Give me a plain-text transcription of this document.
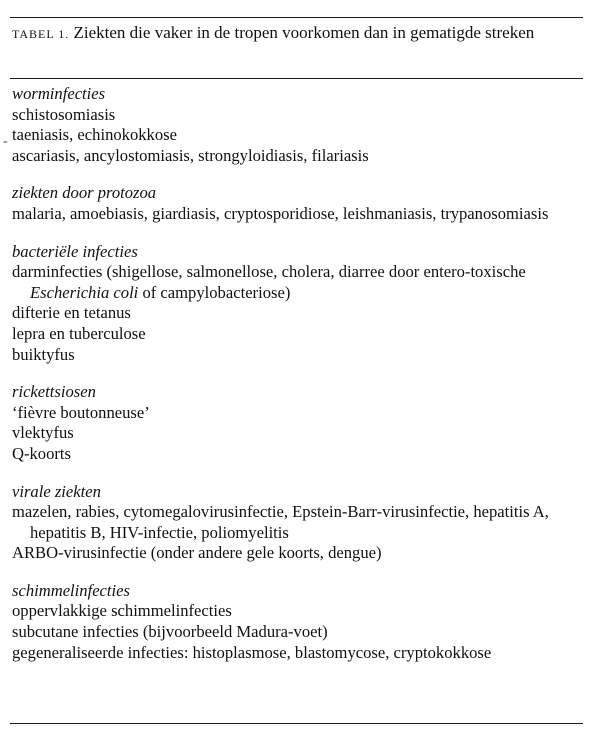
TABEL 1. Ziekten die vaker in de tropen voorkomen dan in gematigde streken
worminfecties
schistosomiasis
taeniasis, echinokokkose
ascariasis, ancylostomiasis, strongyloidiasis, filariasis
ziekten door protozoa
malaria, amoebiasis, giardiasis, cryptosporidiose, leishmaniasis, trypanosomiasis
bacteriële infecties
darminfecties (shigellose, salmonellose, cholera, diarree door entero-toxische Escherichia coli of campylobacteriose)
difterie en tetanus
lepra en tuberculose
buiktyfus
rickettsiosen
‘fièvre boutonneuse’
vlektyfus
Q-koorts
virale ziekten
mazelen, rabies, cytomegalovirusinfectie, Epstein-Barr-virusinfectie, hepatitis A, hepatitis B, HIV-infectie, poliomyelitis
ARBO-virusinfectie (onder andere gele koorts, dengue)
schimmelinfecties
oppervlakkige schimmelinfecties
subcutane infecties (bijvoorbeeld Madura-voet)
gegeneraliseerde infecties: histoplasmose, blastomycose, cryptokokkose
-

----

When you retype the data above, match every line exactly and leave the pictures behind.

Give me a plain-text transcription of this document.
TABEL 1. Ziekten die vaker in de tropen voorkomen dan in gematigde streken
worminfecties
schistosomiasis
taeniasis, echinokokkose
ascariasis, ancylostomiasis, strongyloidiasis, filariasis
ziekten door protozoa
malaria, amoebiasis, giardiasis, cryptosporidiose, leishmaniasis, trypanosomiasis
bacteriële infecties
darminfecties (shigellose, salmonellose, cholera, diarree door entero-toxische Escherichia coli of campylobacteriose)
difterie en tetanus
lepra en tuberculose
buiktyfus
rickettsiosen
‘fièvre boutonneuse’
vlektyfus
Q-koorts
virale ziekten
mazelen, rabies, cytomegalovirusinfectie, Epstein-Barr-virusinfectie, hepatitis A, hepatitis B, HIV-infectie, poliomyelitis
ARBO-virusinfectie (onder andere gele koorts, dengue)
schimmelinfecties
oppervlakkige schimmelinfecties
subcutane infecties (bijvoorbeeld Madura-voet)
gegeneraliseerde infecties: histoplasmose, blastomycose, cryptokokkose
-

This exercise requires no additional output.